──────── RECORDS SHOWN
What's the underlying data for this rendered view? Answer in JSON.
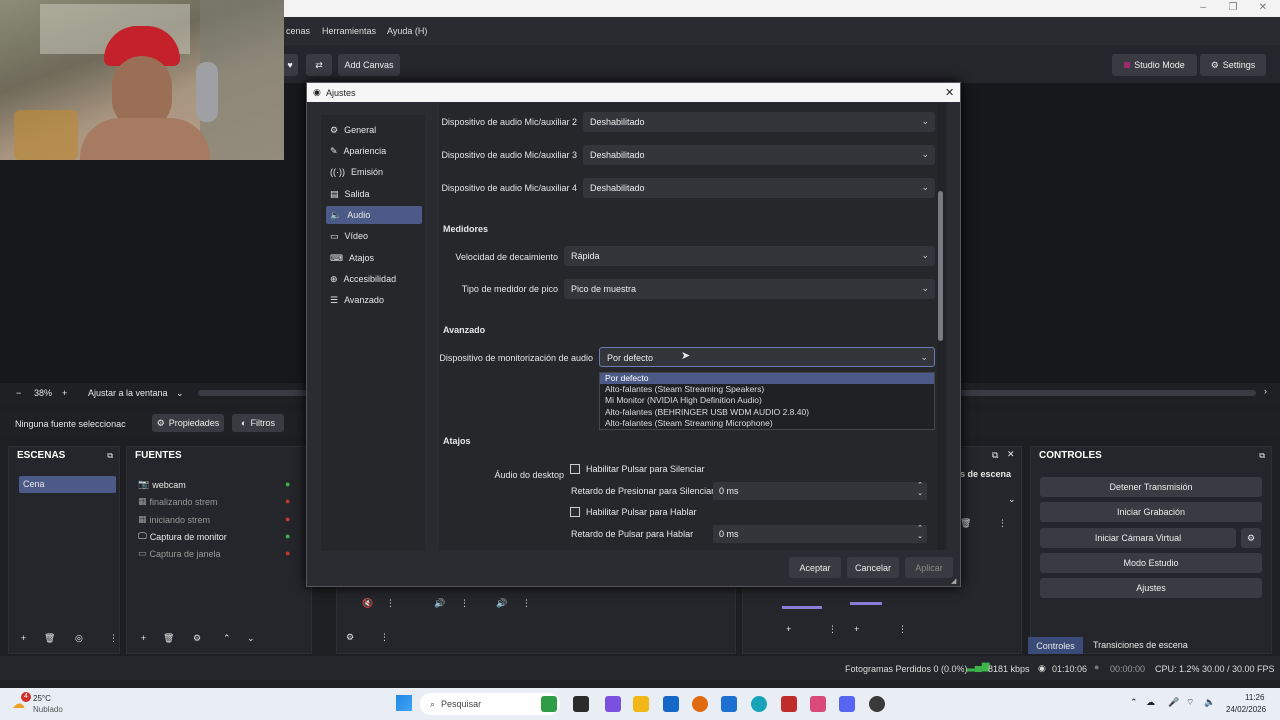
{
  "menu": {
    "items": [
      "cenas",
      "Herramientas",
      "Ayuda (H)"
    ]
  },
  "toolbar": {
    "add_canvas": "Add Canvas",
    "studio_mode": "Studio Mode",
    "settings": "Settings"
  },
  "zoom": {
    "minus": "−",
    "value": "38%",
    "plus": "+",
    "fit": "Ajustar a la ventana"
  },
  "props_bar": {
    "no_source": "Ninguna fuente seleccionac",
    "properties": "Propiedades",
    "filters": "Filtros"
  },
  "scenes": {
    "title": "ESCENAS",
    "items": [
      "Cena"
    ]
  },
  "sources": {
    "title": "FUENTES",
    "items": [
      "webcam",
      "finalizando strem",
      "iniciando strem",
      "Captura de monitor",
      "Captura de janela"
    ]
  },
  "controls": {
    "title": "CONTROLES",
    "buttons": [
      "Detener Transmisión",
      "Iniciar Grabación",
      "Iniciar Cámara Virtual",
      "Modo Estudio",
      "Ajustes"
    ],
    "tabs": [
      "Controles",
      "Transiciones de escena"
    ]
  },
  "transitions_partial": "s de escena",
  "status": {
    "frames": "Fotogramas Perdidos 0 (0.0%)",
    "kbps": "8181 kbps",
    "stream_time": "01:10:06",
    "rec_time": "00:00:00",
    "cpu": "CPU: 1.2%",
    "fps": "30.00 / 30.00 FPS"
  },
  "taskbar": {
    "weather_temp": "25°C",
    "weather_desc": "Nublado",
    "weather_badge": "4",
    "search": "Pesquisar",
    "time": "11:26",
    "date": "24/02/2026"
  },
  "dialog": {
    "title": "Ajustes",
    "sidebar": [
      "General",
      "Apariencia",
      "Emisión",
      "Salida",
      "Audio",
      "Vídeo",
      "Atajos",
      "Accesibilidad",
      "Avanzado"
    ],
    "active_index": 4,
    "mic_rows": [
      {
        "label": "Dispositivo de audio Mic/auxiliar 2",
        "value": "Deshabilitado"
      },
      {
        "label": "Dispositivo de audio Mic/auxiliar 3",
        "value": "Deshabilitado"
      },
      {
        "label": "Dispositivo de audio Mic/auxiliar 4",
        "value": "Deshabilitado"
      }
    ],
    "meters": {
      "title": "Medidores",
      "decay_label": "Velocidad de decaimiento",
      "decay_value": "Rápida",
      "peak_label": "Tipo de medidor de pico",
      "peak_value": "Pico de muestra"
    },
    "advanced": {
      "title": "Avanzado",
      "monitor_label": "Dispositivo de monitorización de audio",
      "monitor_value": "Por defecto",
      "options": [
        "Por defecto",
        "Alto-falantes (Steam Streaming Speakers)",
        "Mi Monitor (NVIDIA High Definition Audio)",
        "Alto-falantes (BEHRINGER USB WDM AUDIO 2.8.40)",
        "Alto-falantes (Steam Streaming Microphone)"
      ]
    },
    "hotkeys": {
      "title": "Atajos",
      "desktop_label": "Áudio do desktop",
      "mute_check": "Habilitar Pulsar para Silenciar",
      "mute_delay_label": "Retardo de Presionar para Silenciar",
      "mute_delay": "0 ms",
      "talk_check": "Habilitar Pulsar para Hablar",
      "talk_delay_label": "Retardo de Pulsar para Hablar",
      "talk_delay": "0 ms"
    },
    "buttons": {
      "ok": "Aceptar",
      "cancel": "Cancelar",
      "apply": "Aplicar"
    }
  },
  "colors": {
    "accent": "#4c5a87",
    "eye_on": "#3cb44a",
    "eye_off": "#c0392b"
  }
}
────────────────
──────── RECORDS SHOWN
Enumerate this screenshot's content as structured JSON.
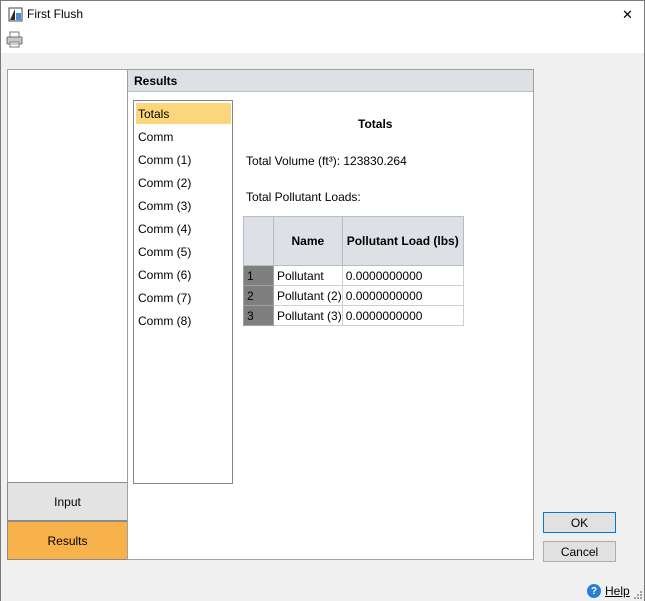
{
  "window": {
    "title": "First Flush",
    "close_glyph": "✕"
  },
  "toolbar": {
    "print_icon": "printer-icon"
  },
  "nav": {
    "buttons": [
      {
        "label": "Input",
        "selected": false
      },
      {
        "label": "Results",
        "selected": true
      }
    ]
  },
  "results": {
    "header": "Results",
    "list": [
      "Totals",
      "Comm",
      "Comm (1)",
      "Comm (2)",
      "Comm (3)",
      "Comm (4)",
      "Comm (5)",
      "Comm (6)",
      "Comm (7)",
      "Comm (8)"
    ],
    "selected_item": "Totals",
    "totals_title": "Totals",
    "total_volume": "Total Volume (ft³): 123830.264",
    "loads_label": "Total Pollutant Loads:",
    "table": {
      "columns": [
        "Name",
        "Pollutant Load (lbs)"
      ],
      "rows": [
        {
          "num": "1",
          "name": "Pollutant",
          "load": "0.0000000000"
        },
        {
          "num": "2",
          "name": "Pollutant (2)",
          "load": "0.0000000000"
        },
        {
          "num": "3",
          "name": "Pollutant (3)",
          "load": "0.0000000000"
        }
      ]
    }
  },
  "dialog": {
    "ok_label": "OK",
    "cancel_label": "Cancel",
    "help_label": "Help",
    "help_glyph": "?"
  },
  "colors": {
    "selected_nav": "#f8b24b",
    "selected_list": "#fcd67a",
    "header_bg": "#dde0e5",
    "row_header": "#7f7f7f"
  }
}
────────────────
Pull every line containing "Alto" from the material above.

        "Alto-falantes (Steam Streaming Speakers)",
        "Alto-falantes (BEHRINGER USB WDM AUDIO 2.8.40)",
        "Alto-falantes (Steam Streaming Microphone)"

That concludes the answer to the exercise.